Recorded information —

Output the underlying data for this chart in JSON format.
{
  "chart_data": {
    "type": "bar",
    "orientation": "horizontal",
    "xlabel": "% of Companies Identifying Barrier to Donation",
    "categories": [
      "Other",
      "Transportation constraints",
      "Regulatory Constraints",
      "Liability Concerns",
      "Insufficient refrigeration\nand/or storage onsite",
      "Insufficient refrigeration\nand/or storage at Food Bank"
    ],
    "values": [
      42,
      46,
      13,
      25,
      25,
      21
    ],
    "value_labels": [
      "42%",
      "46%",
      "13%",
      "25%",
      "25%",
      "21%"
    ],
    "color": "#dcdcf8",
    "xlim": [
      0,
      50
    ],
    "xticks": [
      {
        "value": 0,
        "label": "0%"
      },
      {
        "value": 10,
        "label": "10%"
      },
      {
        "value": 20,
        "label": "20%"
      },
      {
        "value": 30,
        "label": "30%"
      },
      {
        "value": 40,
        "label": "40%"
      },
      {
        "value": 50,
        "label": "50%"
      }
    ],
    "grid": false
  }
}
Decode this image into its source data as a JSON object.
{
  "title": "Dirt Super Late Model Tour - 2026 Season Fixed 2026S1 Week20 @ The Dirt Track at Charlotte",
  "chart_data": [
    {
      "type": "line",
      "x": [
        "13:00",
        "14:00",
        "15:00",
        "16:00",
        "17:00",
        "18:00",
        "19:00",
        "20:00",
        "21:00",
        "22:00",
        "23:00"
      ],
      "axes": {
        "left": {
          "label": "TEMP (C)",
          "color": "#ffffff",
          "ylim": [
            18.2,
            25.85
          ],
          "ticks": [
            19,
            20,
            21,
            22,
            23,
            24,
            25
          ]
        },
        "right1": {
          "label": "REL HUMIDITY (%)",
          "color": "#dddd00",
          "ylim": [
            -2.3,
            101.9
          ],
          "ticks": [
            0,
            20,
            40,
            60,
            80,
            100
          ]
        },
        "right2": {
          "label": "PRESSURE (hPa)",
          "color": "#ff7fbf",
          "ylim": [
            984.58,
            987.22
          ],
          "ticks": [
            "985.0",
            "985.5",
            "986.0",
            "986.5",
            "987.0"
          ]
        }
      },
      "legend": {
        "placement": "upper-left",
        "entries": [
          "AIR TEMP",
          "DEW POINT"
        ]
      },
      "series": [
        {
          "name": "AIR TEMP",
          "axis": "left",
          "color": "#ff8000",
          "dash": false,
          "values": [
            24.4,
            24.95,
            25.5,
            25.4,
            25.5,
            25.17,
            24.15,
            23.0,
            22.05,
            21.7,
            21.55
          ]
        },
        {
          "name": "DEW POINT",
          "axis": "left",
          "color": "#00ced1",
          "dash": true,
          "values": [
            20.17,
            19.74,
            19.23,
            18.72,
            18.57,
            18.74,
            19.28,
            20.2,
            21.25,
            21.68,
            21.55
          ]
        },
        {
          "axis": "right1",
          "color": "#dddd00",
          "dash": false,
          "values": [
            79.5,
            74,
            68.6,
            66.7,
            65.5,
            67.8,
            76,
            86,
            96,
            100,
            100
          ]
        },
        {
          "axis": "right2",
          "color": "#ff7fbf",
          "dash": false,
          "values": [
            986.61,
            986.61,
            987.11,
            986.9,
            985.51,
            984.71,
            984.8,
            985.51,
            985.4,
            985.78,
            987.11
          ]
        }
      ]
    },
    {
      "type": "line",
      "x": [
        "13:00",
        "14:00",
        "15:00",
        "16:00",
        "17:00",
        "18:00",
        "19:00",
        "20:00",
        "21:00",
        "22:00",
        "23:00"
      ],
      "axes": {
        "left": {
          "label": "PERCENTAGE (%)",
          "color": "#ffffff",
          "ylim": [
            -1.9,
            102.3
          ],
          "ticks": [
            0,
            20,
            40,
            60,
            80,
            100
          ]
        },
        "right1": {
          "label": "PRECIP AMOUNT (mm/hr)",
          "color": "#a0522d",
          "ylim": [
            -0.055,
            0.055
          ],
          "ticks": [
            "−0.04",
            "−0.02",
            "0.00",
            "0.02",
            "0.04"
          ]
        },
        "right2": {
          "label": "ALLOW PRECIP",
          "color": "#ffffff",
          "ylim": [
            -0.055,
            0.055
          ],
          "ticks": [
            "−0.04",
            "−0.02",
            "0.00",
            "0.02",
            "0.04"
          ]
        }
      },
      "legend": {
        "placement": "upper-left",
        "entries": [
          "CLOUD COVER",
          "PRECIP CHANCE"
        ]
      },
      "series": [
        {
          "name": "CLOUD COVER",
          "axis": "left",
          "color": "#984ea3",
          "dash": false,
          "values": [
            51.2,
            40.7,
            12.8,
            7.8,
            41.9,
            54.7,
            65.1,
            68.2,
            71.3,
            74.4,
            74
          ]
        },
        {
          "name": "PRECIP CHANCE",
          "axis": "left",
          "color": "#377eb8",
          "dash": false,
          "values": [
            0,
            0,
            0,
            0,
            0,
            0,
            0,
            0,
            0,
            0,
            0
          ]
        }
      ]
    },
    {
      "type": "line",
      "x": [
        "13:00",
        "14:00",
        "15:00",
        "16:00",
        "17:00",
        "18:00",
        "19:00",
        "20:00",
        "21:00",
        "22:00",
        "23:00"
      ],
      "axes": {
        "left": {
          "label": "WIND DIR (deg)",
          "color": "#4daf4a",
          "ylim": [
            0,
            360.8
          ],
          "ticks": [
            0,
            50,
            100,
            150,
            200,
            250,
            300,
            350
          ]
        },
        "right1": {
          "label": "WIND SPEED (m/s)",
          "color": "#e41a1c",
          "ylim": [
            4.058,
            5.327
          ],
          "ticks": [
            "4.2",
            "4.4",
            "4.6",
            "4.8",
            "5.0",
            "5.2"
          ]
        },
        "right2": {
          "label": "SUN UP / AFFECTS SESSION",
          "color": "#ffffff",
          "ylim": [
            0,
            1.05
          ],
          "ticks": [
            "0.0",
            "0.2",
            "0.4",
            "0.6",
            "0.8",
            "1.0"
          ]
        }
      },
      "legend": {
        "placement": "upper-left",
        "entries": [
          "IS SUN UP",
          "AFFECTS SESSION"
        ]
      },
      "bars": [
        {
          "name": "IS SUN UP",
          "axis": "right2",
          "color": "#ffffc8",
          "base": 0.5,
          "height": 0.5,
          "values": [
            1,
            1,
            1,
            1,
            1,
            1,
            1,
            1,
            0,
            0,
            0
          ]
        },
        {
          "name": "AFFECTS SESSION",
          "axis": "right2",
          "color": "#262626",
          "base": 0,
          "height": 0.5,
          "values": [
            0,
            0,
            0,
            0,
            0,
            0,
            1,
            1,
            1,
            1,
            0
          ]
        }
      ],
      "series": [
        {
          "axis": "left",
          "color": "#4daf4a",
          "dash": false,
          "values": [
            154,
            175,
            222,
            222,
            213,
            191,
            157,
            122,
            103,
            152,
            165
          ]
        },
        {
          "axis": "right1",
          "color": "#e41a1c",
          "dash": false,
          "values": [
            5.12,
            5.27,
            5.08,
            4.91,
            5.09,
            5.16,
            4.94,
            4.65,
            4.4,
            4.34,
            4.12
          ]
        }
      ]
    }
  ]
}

Task directions — Report how many lines hold the string "AFFECTS", giving the number and nothing else.

In response — 3